** START **

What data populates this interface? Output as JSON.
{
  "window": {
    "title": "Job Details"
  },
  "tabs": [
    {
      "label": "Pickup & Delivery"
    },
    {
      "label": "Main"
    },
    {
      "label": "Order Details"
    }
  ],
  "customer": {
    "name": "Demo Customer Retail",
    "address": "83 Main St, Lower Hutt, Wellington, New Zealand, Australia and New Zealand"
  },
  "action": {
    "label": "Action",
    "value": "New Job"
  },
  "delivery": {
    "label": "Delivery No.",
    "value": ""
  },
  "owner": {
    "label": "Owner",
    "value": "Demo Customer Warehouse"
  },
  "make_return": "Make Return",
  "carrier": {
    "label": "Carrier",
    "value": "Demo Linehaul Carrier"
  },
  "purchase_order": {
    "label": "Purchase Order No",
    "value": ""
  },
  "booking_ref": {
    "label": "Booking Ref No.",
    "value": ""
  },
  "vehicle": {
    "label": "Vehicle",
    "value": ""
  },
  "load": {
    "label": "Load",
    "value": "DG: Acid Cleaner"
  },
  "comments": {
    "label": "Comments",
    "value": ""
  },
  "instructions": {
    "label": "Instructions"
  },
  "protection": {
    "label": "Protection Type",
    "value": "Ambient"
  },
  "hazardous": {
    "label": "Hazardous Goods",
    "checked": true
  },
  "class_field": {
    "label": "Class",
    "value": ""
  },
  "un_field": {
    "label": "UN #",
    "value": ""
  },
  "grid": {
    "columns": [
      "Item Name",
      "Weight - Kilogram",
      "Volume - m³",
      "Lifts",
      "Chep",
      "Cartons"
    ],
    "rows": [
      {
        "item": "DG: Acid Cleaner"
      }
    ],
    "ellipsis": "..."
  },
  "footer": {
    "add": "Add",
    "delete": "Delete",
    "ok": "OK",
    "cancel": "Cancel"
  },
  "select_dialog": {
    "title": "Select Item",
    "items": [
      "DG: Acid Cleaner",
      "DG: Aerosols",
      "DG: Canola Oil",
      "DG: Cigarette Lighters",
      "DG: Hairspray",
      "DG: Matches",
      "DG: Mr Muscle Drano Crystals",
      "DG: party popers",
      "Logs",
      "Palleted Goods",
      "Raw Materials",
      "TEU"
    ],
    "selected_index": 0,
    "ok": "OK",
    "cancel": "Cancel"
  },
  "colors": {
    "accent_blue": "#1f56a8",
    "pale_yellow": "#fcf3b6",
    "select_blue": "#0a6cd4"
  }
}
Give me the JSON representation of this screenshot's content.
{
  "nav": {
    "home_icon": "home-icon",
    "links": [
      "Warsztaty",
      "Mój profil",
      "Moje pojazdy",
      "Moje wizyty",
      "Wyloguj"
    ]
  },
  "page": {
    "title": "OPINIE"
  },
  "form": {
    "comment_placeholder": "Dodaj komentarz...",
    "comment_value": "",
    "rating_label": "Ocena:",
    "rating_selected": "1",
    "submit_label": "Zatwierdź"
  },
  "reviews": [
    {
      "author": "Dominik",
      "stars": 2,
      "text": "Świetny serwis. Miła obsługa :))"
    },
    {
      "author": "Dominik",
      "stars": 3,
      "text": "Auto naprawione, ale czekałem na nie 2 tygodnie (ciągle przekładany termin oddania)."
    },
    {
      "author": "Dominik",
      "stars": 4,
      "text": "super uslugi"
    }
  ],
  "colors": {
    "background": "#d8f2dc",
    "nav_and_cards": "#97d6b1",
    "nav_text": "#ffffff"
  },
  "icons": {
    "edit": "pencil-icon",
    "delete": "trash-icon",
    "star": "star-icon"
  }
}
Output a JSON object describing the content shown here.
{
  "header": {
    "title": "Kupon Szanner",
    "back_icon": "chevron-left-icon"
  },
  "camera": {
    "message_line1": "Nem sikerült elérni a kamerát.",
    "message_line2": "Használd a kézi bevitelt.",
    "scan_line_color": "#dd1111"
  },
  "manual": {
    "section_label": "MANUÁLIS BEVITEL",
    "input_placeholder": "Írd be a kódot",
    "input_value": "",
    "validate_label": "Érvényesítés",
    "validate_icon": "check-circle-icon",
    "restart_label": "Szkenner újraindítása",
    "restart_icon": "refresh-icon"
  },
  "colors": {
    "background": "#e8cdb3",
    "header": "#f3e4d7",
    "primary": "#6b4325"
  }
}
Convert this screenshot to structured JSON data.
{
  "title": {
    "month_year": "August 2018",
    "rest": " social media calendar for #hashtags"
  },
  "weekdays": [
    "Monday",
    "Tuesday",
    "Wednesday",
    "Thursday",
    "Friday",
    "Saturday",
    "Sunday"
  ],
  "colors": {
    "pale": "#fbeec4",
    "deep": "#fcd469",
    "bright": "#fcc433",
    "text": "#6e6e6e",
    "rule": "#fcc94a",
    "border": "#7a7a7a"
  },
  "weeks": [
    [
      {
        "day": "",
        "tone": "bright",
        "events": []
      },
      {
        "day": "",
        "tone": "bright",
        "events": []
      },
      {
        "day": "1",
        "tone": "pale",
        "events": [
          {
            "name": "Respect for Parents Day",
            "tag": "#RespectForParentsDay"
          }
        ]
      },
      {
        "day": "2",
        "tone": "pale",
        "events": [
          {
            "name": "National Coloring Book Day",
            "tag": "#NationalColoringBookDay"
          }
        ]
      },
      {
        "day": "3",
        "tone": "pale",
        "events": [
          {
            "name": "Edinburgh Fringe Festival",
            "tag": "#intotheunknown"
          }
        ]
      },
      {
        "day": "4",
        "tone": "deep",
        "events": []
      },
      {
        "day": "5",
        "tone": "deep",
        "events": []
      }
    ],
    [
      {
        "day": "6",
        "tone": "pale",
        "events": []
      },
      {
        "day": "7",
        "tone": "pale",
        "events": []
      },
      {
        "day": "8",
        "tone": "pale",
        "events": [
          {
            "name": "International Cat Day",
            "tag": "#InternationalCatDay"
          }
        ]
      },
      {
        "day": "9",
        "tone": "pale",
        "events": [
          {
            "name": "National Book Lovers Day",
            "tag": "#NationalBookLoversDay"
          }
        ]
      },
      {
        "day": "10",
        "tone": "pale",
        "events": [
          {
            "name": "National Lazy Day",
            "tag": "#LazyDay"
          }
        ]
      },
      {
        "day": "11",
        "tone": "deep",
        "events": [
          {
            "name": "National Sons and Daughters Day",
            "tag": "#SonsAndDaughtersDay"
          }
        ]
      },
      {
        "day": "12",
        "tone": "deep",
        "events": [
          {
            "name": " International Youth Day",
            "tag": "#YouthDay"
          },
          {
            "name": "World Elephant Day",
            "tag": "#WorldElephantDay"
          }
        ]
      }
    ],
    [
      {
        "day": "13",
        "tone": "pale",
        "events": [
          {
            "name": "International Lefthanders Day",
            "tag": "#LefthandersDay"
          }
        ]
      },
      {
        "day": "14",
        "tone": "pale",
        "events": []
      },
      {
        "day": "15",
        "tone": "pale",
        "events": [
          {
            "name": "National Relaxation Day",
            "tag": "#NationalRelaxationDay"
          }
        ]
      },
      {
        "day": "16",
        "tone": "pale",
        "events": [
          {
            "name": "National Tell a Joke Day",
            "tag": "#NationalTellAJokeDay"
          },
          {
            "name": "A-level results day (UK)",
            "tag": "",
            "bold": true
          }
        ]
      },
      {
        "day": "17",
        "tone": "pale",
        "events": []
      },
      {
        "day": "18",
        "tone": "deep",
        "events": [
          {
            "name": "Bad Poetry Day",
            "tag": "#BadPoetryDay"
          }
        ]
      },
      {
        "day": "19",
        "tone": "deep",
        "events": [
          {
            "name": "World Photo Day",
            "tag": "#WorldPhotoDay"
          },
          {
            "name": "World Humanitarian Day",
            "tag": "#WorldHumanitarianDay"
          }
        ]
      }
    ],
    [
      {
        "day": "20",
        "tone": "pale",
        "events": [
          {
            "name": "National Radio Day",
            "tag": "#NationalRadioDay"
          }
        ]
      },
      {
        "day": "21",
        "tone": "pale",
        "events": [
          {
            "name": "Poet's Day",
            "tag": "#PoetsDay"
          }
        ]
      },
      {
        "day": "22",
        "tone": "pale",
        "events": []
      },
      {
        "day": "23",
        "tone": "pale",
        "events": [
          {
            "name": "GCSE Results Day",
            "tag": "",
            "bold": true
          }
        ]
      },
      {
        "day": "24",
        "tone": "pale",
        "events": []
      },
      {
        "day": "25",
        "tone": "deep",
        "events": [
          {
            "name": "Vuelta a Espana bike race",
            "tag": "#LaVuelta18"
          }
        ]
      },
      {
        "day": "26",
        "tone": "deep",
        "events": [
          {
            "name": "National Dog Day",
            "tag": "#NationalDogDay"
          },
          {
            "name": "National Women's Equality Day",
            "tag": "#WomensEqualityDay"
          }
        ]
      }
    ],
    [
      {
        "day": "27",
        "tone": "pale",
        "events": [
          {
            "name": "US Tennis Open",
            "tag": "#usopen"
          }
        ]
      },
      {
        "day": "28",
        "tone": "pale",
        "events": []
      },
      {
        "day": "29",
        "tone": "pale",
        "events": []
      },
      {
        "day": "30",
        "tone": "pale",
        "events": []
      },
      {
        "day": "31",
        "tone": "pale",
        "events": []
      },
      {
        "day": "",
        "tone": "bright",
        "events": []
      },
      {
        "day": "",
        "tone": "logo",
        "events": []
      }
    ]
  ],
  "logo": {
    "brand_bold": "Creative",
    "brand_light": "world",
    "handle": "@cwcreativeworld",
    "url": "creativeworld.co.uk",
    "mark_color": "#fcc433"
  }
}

** END **

- _Task goal_:
Go through the material and select each line with the string "Demo" in it.

- _Worked answer_:
    "name": "Demo Customer Retail",
    "value": "Demo Customer Warehouse"
    "value": "Demo Linehaul Carrier"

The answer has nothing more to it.